AIM OF THE TASK. Return the listing below word for word.

## Begin INPUT MATERIAL

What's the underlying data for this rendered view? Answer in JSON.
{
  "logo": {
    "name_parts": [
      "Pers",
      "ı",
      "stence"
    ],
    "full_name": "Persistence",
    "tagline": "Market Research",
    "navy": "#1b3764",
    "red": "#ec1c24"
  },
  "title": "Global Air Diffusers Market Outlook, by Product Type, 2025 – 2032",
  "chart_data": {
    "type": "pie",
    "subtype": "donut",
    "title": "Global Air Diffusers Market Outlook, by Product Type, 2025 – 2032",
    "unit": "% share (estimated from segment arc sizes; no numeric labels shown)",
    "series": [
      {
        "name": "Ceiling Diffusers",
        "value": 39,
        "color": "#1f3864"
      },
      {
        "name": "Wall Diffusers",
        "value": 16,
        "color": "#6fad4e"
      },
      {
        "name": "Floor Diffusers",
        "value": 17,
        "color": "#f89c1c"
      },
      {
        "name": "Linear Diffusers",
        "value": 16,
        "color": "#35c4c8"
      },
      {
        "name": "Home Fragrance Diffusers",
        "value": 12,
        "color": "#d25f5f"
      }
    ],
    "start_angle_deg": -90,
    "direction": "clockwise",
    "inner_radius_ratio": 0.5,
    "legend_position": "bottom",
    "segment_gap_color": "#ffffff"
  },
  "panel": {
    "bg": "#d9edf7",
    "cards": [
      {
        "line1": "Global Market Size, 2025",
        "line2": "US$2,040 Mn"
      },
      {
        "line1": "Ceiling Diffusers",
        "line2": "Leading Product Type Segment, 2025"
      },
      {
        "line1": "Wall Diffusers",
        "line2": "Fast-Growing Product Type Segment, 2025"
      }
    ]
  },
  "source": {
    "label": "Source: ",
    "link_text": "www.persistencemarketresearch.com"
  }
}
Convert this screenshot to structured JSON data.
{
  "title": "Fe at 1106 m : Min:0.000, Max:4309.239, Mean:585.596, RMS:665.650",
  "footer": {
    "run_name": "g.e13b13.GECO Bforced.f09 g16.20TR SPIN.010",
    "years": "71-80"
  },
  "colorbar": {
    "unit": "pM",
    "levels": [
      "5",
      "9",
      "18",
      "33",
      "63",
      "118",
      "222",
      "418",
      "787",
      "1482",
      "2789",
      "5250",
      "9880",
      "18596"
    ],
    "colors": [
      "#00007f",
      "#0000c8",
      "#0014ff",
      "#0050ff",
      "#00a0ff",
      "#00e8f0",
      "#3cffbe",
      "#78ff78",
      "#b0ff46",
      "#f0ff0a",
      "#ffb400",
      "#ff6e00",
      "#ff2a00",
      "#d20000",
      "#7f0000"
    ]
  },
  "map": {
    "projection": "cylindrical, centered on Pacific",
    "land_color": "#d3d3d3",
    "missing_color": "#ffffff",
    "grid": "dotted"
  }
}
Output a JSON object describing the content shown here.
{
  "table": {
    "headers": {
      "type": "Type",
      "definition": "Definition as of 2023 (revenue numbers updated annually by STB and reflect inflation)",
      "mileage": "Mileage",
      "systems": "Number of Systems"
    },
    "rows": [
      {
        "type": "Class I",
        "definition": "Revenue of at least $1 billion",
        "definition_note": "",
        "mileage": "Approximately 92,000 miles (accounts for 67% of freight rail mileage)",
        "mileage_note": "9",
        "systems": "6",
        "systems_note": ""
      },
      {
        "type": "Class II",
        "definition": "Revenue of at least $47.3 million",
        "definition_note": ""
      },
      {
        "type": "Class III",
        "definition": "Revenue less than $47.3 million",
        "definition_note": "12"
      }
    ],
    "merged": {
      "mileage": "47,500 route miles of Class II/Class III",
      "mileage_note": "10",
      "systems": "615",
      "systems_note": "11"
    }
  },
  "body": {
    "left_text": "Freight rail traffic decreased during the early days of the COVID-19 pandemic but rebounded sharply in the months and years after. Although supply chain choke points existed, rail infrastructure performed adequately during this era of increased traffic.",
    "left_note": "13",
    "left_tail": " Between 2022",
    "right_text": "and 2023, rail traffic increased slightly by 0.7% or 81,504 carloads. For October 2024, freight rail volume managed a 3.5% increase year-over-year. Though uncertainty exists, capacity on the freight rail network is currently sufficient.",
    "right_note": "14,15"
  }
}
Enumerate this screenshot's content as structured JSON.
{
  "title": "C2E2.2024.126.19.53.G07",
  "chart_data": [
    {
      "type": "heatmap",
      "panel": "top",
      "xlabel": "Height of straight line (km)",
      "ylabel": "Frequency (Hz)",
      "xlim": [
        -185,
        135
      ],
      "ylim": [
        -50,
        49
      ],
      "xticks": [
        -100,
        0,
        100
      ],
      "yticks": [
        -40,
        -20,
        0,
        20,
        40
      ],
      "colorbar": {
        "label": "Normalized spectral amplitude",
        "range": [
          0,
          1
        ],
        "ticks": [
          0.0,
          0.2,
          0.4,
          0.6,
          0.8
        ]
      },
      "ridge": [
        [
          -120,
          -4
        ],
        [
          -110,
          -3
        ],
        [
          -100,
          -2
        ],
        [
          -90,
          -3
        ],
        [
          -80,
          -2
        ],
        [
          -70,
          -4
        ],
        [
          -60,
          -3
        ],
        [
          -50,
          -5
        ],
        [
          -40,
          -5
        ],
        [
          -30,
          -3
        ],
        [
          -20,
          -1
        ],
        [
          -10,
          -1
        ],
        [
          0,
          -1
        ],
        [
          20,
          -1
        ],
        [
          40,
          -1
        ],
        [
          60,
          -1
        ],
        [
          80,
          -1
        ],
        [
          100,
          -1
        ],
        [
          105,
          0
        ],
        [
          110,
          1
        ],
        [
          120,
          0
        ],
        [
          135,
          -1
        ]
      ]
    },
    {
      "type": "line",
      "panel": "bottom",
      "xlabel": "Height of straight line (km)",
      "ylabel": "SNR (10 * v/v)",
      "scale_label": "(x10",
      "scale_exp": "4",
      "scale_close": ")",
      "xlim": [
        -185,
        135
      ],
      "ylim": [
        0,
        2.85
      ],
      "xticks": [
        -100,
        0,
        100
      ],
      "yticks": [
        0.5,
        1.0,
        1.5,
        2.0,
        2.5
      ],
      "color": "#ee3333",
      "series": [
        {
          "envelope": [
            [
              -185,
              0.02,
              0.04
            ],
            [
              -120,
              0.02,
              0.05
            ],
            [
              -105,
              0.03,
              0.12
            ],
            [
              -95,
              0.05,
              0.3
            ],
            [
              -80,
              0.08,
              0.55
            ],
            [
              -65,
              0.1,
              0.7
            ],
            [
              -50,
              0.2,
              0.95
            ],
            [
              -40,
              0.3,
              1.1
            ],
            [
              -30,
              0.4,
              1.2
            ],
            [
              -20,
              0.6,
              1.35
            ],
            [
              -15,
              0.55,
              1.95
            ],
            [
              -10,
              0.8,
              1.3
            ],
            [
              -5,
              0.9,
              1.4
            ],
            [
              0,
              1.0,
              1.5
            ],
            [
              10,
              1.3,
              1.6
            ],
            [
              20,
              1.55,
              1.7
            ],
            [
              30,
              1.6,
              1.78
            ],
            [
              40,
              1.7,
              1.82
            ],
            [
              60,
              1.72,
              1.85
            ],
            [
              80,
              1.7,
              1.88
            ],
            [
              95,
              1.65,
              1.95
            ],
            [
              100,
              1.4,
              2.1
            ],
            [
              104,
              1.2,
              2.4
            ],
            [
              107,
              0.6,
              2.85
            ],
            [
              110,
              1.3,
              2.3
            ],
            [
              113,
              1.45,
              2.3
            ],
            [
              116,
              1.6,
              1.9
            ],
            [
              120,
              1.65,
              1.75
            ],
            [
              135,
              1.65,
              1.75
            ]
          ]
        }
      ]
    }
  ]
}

## End INPUT MATERIAL

WRITTEN ANSWER.
What's the underlying data for this rendered view? Answer in JSON.
{
  "logo": {
    "name_parts": [
      "Pers",
      "ı",
      "stence"
    ],
    "full_name": "Persistence",
    "tagline": "Market Research",
    "navy": "#1b3764",
    "red": "#ec1c24"
  },
  "title": "Global Air Diffusers Market Outlook, by Product Type, 2025 – 2032",
  "chart_data": {
    "type": "pie",
    "subtype": "donut",
    "title": "Global Air Diffusers Market Outlook, by Product Type, 2025 – 2032",
    "unit": "% share (estimated from segment arc sizes; no numeric labels shown)",
    "series": [
      {
        "name": "Ceiling Diffusers",
        "value": 39,
        "color": "#1f3864"
      },
      {
        "name": "Wall Diffusers",
        "value": 16,
        "color": "#6fad4e"
      },
      {
        "name": "Floor Diffusers",
        "value": 17,
        "color": "#f89c1c"
      },
      {
        "name": "Linear Diffusers",
        "value": 16,
        "color": "#35c4c8"
      },
      {
        "name": "Home Fragrance Diffusers",
        "value": 12,
        "color": "#d25f5f"
      }
    ],
    "start_angle_deg": -90,
    "direction": "clockwise",
    "inner_radius_ratio": 0.5,
    "legend_position": "bottom",
    "segment_gap_color": "#ffffff"
  },
  "panel": {
    "bg": "#d9edf7",
    "cards": [
      {
        "line1": "Global Market Size, 2025",
        "line2": "US$2,040 Mn"
      },
      {
        "line1": "Ceiling Diffusers",
        "line2": "Leading Product Type Segment, 2025"
      },
      {
        "line1": "Wall Diffusers",
        "line2": "Fast-Growing Product Type Segment, 2025"
      }
    ]
  },
  "source": {
    "label": "Source: ",
    "link_text": "www.persistencemarketresearch.com"
  }
}
Convert this screenshot to structured JSON data.
{
  "title": "Fe at 1106 m : Min:0.000, Max:4309.239, Mean:585.596, RMS:665.650",
  "footer": {
    "run_name": "g.e13b13.GECO Bforced.f09 g16.20TR SPIN.010",
    "years": "71-80"
  },
  "colorbar": {
    "unit": "pM",
    "levels": [
      "5",
      "9",
      "18",
      "33",
      "63",
      "118",
      "222",
      "418",
      "787",
      "1482",
      "2789",
      "5250",
      "9880",
      "18596"
    ],
    "colors": [
      "#00007f",
      "#0000c8",
      "#0014ff",
      "#0050ff",
      "#00a0ff",
      "#00e8f0",
      "#3cffbe",
      "#78ff78",
      "#b0ff46",
      "#f0ff0a",
      "#ffb400",
      "#ff6e00",
      "#ff2a00",
      "#d20000",
      "#7f0000"
    ]
  },
  "map": {
    "projection": "cylindrical, centered on Pacific",
    "land_color": "#d3d3d3",
    "missing_color": "#ffffff",
    "grid": "dotted"
  }
}
Output a JSON object describing the content shown here.
{
  "table": {
    "headers": {
      "type": "Type",
      "definition": "Definition as of 2023 (revenue numbers updated annually by STB and reflect inflation)",
      "mileage": "Mileage",
      "systems": "Number of Systems"
    },
    "rows": [
      {
        "type": "Class I",
        "definition": "Revenue of at least $1 billion",
        "definition_note": "",
        "mileage": "Approximately 92,000 miles (accounts for 67% of freight rail mileage)",
        "mileage_note": "9",
        "systems": "6",
        "systems_note": ""
      },
      {
        "type": "Class II",
        "definition": "Revenue of at least $47.3 million",
        "definition_note": ""
      },
      {
        "type": "Class III",
        "definition": "Revenue less than $47.3 million",
        "definition_note": "12"
      }
    ],
    "merged": {
      "mileage": "47,500 route miles of Class II/Class III",
      "mileage_note": "10",
      "systems": "615",
      "systems_note": "11"
    }
  },
  "body": {
    "left_text": "Freight rail traffic decreased during the early days of the COVID-19 pandemic but rebounded sharply in the months and years after. Although supply chain choke points existed, rail infrastructure performed adequately during this era of increased traffic.",
    "left_note": "13",
    "left_tail": " Between 2022",
    "right_text": "and 2023, rail traffic increased slightly by 0.7% or 81,504 carloads. For October 2024, freight rail volume managed a 3.5% increase year-over-year. Though uncertainty exists, capacity on the freight rail network is currently sufficient.",
    "right_note": "14,15"
  }
}
Enumerate this screenshot's content as structured JSON.
{
  "title": "C2E2.2024.126.19.53.G07",
  "chart_data": [
    {
      "type": "heatmap",
      "panel": "top",
      "xlabel": "Height of straight line (km)",
      "ylabel": "Frequency (Hz)",
      "xlim": [
        -185,
        135
      ],
      "ylim": [
        -50,
        49
      ],
      "xticks": [
        -100,
        0,
        100
      ],
      "yticks": [
        -40,
        -20,
        0,
        20,
        40
      ],
      "colorbar": {
        "label": "Normalized spectral amplitude",
        "range": [
          0,
          1
        ],
        "ticks": [
          0.0,
          0.2,
          0.4,
          0.6,
          0.8
        ]
      },
      "ridge": [
        [
          -120,
          -4
        ],
        [
          -110,
          -3
        ],
        [
          -100,
          -2
        ],
        [
          -90,
          -3
        ],
        [
          -80,
          -2
        ],
        [
          -70,
          -4
        ],
        [
          -60,
          -3
        ],
        [
          -50,
          -5
        ],
        [
          -40,
          -5
        ],
        [
          -30,
          -3
        ],
        [
          -20,
          -1
        ],
        [
          -10,
          -1
        ],
        [
          0,
          -1
        ],
        [
          20,
          -1
        ],
        [
          40,
          -1
        ],
        [
          60,
          -1
        ],
        [
          80,
          -1
        ],
        [
          100,
          -1
        ],
        [
          105,
          0
        ],
        [
          110,
          1
        ],
        [
          120,
          0
        ],
        [
          135,
          -1
        ]
      ]
    },
    {
      "type": "line",
      "panel": "bottom",
      "xlabel": "Height of straight line (km)",
      "ylabel": "SNR (10 * v/v)",
      "scale_label": "(x10",
      "scale_exp": "4",
      "scale_close": ")",
      "xlim": [
        -185,
        135
      ],
      "ylim": [
        0,
        2.85
      ],
      "xticks": [
        -100,
        0,
        100
      ],
      "yticks": [
        0.5,
        1.0,
        1.5,
        2.0,
        2.5
      ],
      "color": "#ee3333",
      "series": [
        {
          "envelope": [
            [
              -185,
              0.02,
              0.04
            ],
            [
              -120,
              0.02,
              0.05
            ],
            [
              -105,
              0.03,
              0.12
            ],
            [
              -95,
              0.05,
              0.3
            ],
            [
              -80,
              0.08,
              0.55
            ],
            [
              -65,
              0.1,
              0.7
            ],
            [
              -50,
              0.2,
              0.95
            ],
            [
              -40,
              0.3,
              1.1
            ],
            [
              -30,
              0.4,
              1.2
            ],
            [
              -20,
              0.6,
              1.35
            ],
            [
              -15,
              0.55,
              1.95
            ],
            [
              -10,
              0.8,
              1.3
            ],
            [
              -5,
              0.9,
              1.4
            ],
            [
              0,
              1.0,
              1.5
            ],
            [
              10,
              1.3,
              1.6
            ],
            [
              20,
              1.55,
              1.7
            ],
            [
              30,
              1.6,
              1.78
            ],
            [
              40,
              1.7,
              1.82
            ],
            [
              60,
              1.72,
              1.85
            ],
            [
              80,
              1.7,
              1.88
            ],
            [
              95,
              1.65,
              1.95
            ],
            [
              100,
              1.4,
              2.1
            ],
            [
              104,
              1.2,
              2.4
            ],
            [
              107,
              0.6,
              2.85
            ],
            [
              110,
              1.3,
              2.3
            ],
            [
              113,
              1.45,
              2.3
            ],
            [
              116,
              1.6,
              1.9
            ],
            [
              120,
              1.65,
              1.75
            ],
            [
              135,
              1.65,
              1.75
            ]
          ]
        }
      ]
    }
  ]
}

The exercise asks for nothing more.